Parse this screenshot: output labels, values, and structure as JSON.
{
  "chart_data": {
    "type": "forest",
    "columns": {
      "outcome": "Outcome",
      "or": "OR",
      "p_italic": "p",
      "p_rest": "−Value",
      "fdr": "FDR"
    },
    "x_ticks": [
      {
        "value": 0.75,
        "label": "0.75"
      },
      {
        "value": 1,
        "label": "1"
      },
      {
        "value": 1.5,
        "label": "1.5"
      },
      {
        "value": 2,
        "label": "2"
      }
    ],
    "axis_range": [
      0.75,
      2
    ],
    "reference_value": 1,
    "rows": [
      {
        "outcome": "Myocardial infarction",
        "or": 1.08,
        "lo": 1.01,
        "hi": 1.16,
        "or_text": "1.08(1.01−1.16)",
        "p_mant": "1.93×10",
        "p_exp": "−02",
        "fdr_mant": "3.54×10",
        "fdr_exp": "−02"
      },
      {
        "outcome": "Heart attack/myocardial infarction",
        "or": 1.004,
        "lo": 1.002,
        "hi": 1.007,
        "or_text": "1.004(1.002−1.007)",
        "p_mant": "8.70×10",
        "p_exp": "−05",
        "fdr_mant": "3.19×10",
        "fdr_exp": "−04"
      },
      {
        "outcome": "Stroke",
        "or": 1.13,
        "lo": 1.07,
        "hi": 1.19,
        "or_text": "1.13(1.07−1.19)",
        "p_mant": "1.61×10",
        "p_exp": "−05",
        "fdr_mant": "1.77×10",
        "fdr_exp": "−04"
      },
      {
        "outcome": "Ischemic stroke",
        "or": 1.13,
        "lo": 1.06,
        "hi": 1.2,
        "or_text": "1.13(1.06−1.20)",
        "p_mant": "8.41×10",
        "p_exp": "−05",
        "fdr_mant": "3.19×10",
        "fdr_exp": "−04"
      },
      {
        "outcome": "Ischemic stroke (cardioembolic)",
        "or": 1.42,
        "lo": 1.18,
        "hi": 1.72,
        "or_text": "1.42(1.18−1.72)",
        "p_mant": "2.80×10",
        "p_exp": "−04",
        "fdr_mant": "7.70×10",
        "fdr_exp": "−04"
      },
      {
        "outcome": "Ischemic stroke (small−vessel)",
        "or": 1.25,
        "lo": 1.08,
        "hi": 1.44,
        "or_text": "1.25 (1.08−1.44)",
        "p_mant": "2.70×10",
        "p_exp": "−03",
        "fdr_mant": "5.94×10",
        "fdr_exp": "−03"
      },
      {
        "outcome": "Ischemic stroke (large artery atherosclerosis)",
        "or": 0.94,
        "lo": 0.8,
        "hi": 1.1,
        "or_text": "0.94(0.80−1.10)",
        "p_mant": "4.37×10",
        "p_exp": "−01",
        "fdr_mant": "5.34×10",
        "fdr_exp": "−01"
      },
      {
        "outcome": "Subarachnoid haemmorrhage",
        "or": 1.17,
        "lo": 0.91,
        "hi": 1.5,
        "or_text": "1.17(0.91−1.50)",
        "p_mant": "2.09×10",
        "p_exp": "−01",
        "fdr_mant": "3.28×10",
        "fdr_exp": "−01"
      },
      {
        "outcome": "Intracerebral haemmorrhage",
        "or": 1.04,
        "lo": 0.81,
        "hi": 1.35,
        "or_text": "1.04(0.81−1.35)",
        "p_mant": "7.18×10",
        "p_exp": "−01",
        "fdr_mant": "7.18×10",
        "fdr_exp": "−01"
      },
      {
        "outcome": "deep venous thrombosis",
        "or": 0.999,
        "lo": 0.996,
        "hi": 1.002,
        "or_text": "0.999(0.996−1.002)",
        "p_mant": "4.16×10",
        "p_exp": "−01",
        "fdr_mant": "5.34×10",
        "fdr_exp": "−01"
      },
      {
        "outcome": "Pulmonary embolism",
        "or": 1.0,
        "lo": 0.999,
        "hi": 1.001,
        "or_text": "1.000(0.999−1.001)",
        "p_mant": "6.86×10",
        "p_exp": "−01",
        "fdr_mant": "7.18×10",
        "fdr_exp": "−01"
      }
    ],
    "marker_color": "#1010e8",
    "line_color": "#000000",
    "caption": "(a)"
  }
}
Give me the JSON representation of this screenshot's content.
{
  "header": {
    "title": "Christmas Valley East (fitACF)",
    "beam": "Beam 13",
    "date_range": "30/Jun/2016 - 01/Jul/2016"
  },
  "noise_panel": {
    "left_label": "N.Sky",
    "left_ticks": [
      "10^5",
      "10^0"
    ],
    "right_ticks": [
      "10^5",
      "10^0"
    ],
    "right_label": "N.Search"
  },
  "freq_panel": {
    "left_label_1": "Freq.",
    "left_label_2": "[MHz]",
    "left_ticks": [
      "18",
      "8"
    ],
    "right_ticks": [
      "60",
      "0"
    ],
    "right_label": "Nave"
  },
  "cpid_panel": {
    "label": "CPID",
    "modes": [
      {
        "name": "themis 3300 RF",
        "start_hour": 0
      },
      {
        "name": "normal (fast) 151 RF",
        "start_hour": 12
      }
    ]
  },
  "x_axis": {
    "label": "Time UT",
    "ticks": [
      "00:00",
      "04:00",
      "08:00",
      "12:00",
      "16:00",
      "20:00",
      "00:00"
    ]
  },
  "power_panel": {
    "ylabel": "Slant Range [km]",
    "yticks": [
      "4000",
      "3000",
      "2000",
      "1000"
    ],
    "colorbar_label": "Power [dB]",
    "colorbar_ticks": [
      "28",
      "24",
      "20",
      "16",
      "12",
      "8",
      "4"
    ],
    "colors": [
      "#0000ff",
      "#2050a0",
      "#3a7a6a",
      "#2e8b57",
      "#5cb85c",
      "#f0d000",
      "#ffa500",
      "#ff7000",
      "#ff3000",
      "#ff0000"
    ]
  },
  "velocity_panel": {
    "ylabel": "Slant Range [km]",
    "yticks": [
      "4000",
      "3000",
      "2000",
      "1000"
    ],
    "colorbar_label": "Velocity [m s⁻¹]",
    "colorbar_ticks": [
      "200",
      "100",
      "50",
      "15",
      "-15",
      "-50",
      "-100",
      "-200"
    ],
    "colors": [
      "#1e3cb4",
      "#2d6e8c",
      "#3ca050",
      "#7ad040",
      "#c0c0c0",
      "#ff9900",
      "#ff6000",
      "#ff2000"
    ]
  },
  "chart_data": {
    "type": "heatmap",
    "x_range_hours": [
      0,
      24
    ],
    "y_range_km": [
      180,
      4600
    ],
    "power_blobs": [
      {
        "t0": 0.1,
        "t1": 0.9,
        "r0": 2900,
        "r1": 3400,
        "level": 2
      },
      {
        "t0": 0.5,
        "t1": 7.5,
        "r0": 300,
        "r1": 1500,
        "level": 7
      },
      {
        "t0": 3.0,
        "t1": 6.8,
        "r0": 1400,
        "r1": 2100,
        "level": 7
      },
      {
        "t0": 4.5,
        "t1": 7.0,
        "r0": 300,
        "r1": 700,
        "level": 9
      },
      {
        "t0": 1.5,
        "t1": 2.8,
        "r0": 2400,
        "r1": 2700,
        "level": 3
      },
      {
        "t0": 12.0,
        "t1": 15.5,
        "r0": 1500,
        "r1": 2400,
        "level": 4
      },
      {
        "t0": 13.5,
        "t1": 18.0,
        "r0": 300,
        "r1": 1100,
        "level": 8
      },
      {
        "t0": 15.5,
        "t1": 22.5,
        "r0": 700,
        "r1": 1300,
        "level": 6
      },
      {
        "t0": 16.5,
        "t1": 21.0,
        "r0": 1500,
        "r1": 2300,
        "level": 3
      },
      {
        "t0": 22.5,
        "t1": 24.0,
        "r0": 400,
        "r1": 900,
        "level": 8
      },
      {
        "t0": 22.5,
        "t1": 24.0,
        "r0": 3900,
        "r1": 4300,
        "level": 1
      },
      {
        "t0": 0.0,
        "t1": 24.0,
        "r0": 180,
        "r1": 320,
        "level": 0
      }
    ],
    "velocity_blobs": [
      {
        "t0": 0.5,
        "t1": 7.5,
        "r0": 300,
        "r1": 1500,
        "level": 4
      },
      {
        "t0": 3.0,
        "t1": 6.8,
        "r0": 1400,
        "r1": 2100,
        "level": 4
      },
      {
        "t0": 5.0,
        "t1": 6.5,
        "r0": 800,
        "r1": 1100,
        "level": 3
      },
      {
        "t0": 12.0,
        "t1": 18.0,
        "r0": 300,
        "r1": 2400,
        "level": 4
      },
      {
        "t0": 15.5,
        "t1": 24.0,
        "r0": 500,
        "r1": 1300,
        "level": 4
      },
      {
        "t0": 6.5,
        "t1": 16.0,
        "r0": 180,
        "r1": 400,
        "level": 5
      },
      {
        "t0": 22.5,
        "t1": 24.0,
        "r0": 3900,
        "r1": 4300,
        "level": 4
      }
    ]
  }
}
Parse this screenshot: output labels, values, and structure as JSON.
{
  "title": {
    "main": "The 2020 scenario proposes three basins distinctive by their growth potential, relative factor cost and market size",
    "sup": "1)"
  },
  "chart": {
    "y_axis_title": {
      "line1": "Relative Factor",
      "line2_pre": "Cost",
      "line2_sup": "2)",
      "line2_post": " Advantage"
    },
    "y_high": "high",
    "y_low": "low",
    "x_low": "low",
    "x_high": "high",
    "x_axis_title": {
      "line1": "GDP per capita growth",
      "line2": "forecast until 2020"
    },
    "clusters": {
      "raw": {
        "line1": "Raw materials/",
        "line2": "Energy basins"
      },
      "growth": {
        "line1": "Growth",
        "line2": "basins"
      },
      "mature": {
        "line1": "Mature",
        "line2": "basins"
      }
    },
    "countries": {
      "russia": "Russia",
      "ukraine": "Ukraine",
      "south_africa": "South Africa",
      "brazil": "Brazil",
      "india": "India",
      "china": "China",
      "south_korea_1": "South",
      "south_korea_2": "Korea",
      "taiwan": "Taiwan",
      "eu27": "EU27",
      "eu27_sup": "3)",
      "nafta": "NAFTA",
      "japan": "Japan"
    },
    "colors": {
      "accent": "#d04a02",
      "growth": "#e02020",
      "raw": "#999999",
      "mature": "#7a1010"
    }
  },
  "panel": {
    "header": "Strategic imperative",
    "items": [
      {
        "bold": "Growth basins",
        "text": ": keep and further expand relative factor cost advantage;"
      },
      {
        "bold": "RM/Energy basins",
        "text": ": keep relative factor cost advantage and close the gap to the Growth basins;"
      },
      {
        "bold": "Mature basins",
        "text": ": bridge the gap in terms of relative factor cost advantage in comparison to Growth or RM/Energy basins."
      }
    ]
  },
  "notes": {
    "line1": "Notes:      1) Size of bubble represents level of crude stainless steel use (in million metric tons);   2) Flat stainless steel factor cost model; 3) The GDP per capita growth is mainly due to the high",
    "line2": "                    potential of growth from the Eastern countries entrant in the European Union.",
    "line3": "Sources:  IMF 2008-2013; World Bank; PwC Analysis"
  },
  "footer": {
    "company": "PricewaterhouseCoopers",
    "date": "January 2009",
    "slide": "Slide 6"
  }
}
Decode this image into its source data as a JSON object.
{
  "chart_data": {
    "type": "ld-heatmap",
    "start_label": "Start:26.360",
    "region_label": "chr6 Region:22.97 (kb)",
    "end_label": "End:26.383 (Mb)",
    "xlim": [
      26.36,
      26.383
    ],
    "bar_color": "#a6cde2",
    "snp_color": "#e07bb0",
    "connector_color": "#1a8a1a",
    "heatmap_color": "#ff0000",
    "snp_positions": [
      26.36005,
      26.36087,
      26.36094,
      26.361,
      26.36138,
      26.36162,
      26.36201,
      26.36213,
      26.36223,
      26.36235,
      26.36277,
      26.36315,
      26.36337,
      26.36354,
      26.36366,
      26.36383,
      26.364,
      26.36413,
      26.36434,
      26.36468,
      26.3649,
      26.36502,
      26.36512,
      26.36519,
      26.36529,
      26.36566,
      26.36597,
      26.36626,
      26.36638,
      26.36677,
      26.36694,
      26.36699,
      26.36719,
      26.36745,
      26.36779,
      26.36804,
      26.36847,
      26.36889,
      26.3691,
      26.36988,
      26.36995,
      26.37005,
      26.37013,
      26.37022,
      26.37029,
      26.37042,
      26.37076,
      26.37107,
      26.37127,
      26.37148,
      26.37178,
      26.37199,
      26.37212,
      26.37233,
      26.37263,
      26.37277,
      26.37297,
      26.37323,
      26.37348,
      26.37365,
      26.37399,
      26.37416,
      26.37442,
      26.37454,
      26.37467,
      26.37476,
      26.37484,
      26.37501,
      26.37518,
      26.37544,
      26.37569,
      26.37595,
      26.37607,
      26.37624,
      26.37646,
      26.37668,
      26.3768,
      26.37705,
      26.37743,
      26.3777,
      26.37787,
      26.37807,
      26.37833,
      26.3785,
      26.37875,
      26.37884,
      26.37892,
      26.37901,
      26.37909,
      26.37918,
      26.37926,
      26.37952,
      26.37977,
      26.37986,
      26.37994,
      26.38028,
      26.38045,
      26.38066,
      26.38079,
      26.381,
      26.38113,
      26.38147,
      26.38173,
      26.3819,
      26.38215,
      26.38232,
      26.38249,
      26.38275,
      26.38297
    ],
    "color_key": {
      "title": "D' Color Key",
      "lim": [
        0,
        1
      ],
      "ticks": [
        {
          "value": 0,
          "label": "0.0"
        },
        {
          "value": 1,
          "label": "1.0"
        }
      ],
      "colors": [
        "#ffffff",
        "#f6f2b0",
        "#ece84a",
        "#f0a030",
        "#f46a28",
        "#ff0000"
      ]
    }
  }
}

════════

_DIRECTIVE_:
Report every line in the data above in which the word "Ischemic" appears.

_WRITTEN ANSWER_:
        "outcome": "Ischemic stroke",
        "outcome": "Ischemic stroke (cardioembolic)",
        "outcome": "Ischemic stroke (small−vessel)",
        "outcome": "Ischemic stroke (large artery atherosclerosis)",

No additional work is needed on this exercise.